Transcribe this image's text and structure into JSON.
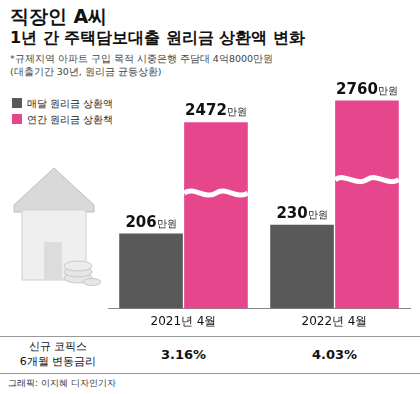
{
  "chart_data": {
    "type": "bar",
    "title": [
      "직장인 A씨",
      "1년 간 주택담보대출 원리금 상환액 변화"
    ],
    "notes": [
      "*규제지역 아파트 구입 목적 시중은행 주담대 4억8000만원",
      "(대출기간 30년, 원리금 균등상환)"
    ],
    "categories": [
      "2021년 4월",
      "2022년 4월"
    ],
    "series": [
      {
        "name": "매달 원리금 상환액",
        "color": "#595959",
        "values": [
          206,
          230
        ],
        "value_labels": [
          "206만원",
          "230만원"
        ]
      },
      {
        "name": "연간 원리금 상환책",
        "color": "#e5468c",
        "values": [
          2472,
          2760
        ],
        "value_labels": [
          "2472만원",
          "2760만원"
        ],
        "axis": "y2"
      }
    ],
    "ylim": [
      0,
      600
    ],
    "yticks": [
      0,
      600
    ],
    "y2lim": [
      0,
      2900
    ],
    "y2ticks": [
      0,
      2900
    ],
    "grid": false,
    "data_labels": true,
    "tick_labels": "x",
    "legend": "top-left",
    "rate_row": {
      "label": [
        "신규 코픽스",
        "6개월 변동금리"
      ],
      "values": [
        3.16,
        4.03
      ],
      "value_labels": [
        "3.16%",
        "4.03%"
      ]
    },
    "credit": "그래픽: 이지혜 디자인기자"
  }
}
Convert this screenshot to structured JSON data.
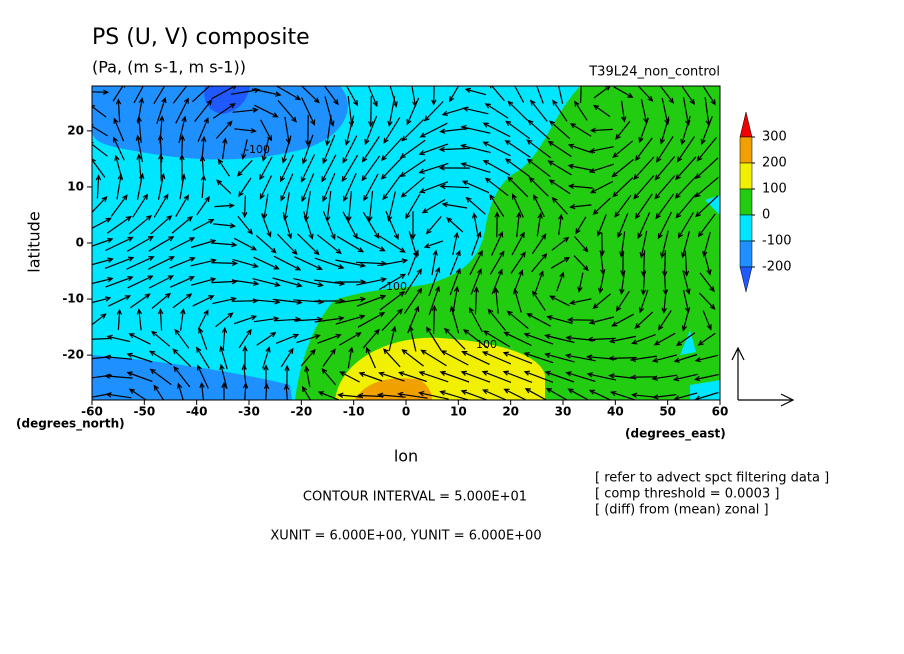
{
  "chart_data": {
    "type": "contour",
    "title": "PS (U, V) composite",
    "subtitle": "(Pa, (m s-1, m s-1))",
    "run_label": "T39L24_non_control",
    "xlabel": "lon",
    "ylabel": "latitude",
    "ylabel_unit": "(degrees_north)",
    "xlabel_unit": "(degrees_east)",
    "xlim": [
      -60,
      60
    ],
    "ylim": [
      -28,
      28
    ],
    "xticks": [
      -60,
      -50,
      -40,
      -30,
      -20,
      -10,
      0,
      10,
      20,
      30,
      40,
      50,
      60
    ],
    "yticks": [
      -20,
      -10,
      0,
      10,
      20
    ],
    "colorbar": {
      "levels": [
        -200,
        -100,
        0,
        100,
        200,
        300
      ],
      "colors": [
        "#1e5aff",
        "#1e90ff",
        "#00e6ff",
        "#22cc10",
        "#f0f000",
        "#f0a000",
        "#f00000"
      ]
    },
    "contour_labels": [
      "-100",
      "-100",
      "100"
    ],
    "notes": [
      "CONTOUR INTERVAL = 5.000E+01",
      "XUNIT = 6.000E+00, YUNIT = 6.000E+00"
    ],
    "side_notes": [
      "[ refer to advect spct filtering data ]",
      "[ comp threshold = 0.0003 ]",
      "[ (diff) from (mean) zonal ]"
    ]
  }
}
------------
> **PROBLEM STATEMENT**: Pick out lines containing the word "this", each one as written.

> **CORRECT ANSWER**:
Transcribe this image's text and structure into JSON.
Convert this screenshot to structured JSON data.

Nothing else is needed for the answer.